Source document:
String Reverse Preserving White Spaces in Java

String reversal is a common programming problem where a given string needs to be reversed such that the last character of the string becomes the first character, and vice versa. However, when preserving white spaces, the order of the white spaces should be maintained in the reversed string.

Approach: Reverse string preserving spaces.

Reverse string preserving spaces is a string manipulation problem where the goal is to reverse a given string while preserving the position of spaces within the string.

The steps to find the solution is mentioned below:

Step 1: Get the length of the input string "str".

Step 2: Create a character array called "result" with the same length as "str".

Step 3: Iterate over the string "str" and copy all non-space characters into the "result" array at their respective positions.

Step 4: Iterate over the string "str" again and copy all space characters into the "result" array at their respective positions.

Step 5: Reverse the "result" array by iterating over it from both ends and swapping each character with its corresponding character on the opposite end.

Step 6: Convert the "result" array to a string using the String constructor that takes a character array argument.

Step 7: Return the resulting reversed string.

Implementation

Here is an approach of how to reverse a string while preserving spaces.:

Filename: ReverseStringPreservingSpaces1.java

Output:

public class ReverseStringPreservingSpaces1 {
    public static void main(String[] args) {
        String str = "Hello   World!";
        String reversed = reverseStringPreservingSpaces(str);
        System.out.println(reversed);
    }    
    public static String reverseStringPreservingSpaces(String str) {
        int len = str.length();
        char[] result = new char[len];       
        // Iterate over the string and copy non-space characters into the result array
        for (int i = 0; i < len; i++) {
            if (str.charAt(i) != ' ') {
                result[i] = str.charAt(i);
            }
        }      
        // Iterate over the string again, this time copying spaces into the result array
        for (int i = 0; i < len; i++) {
            if (str.charAt(i) == ' ') {
                result[i] = ' ';
            }
        }
        // Reverse the result array
        for (int i = 0, j = len - 1; i < j; i++, j--) {
            char temp = result[i];
            result[i] = result[j];
            result[j] = temp;
        }        
        // Convert the result array to a string and return it
        return new String(result);
    }
}

Complexity analysis:

Time complexity: The first two for-loops iterate over the input string, each taking O(n) time, where n is the length of the input string. Therefore, the combined time complexity of the first two loops is O(n). The third for-loop that reverses the result array also takes O(n) time, as it iterates over half the length of the array. Finally, converting the result array to a string takes O(n) time. Therefore, the overall time complexity of the program is O(n).

Problem to solve: Transcribe the article above on reversing a string in Java while preserving spaces, word for word from its title through the final line.

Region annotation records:
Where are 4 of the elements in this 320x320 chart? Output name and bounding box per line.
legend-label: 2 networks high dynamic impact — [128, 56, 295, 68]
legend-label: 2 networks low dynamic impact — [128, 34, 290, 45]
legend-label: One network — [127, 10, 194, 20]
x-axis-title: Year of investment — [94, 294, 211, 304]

Task result:
String Reverse Preserving White Spaces in Java

String reversal is a common programming problem where a given string needs to be reversed such that the last character of the string becomes the first character, and vice versa. However, when preserving white spaces, the order of the white spaces should be maintained in the reversed string.

Approach: Reverse string preserving spaces.

Reverse string preserving spaces is a string manipulation problem where the goal is to reverse a given string while preserving the position of spaces within the string.

The steps to find the solution is mentioned below:

Step 1: Get the length of the input string "str".

Step 2: Create a character array called "result" with the same length as "str".

Step 3: Iterate over the string "str" and copy all non-space characters into the "result" array at their respective positions.

Step 4: Iterate over the string "str" again and copy all space characters into the "result" array at their respective positions.

Step 5: Reverse the "result" array by iterating over it from both ends and swapping each character with its corresponding character on the opposite end.

Step 6: Convert the "result" array to a string using the String constructor that takes a character array argument.

Step 7: Return the resulting reversed string.

Implementation

Here is an approach of how to reverse a string while preserving spaces.:

Filename: ReverseStringPreservingSpaces1.java

Output:

public class ReverseStringPreservingSpaces1 {
    public static void main(String[] args) {
        String str = "Hello   World!";
        String reversed = reverseStringPreservingSpaces(str);
        System.out.println(reversed);
    }    
    public static String reverseStringPreservingSpaces(String str) {
        int len = str.length();
        char[] result = new char[len];       
        // Iterate over the string and copy non-space characters into the result array
        for (int i = 0; i < len; i++) {
            if (str.charAt(i) != ' ') {
                result[i] = str.charAt(i);
            }
        }      
        // Iterate over the string again, this time copying spaces into the result array
        for (int i = 0; i < len; i++) {
            if (str.charAt(i) == ' ') {
                result[i] = ' ';
            }
        }
        // Reverse the result array
        for (int i = 0, j = len - 1; i < j; i++, j--) {
            char temp = result[i];
            result[i] = result[j];
            result[j] = temp;
        }        
        // Convert the result array to a string and return it
        return new String(result);
    }
}

Complexity analysis:

Time complexity: The first two for-loops iterate over the input string, each taking O(n) time, where n is the length of the input string. Therefore, the combined time complexity of the first two loops is O(n). The third for-loop that reverses the result array also takes O(n) time, as it iterates over half the length of the array. Finally, converting the result array to a string takes O(n) time. Therefore, the overall time complexity of the program is O(n).